→ REQUIRED WORK
Exact repetition of every entry is required.

→ Some records
_ _ _
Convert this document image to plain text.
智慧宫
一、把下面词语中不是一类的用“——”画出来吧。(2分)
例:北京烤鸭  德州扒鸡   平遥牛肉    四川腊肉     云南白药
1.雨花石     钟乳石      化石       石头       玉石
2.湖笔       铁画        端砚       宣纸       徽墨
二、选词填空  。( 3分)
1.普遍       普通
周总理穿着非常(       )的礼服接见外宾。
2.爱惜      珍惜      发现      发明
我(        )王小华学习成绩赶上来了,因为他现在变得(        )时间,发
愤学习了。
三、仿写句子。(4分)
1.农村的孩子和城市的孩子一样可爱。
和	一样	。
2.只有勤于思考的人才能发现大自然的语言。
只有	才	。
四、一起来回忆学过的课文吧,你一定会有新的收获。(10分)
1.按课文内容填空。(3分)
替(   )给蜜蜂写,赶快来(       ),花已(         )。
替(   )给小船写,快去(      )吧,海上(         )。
_ _ _
→ EXERCISE RESULT
Convert this document image to plain text.
智慧宫
一、把下面词语中不是一类的用“——”画出来吧。(2分)
例:北京烤鸭  德州扒鸡   平遥牛肉    四川腊肉     云南白药
1.雨花石     钟乳石      化石       石头       玉石
2.湖笔       铁画        端砚       宣纸       徽墨
二、选词填空  。( 3分)
1.普遍       普通
周总理穿着非常(       )的礼服接见外宾。
2.爱惜      珍惜      发现      发明
我(        )王小华学习成绩赶上来了,因为他现在变得(        )时间,发
愤学习了。
三、仿写句子。(4分)
1.农村的孩子和城市的孩子一样可爱。
和	一样	。
2.只有勤于思考的人才能发现大自然的语言。
只有	才	。
四、一起来回忆学过的课文吧,你一定会有新的收获。(10分)
1.按课文内容填空。(3分)
替(   )给蜜蜂写,赶快来(       ),花已(         )。
替(   )给小船写,快去(      )吧,海上(         )。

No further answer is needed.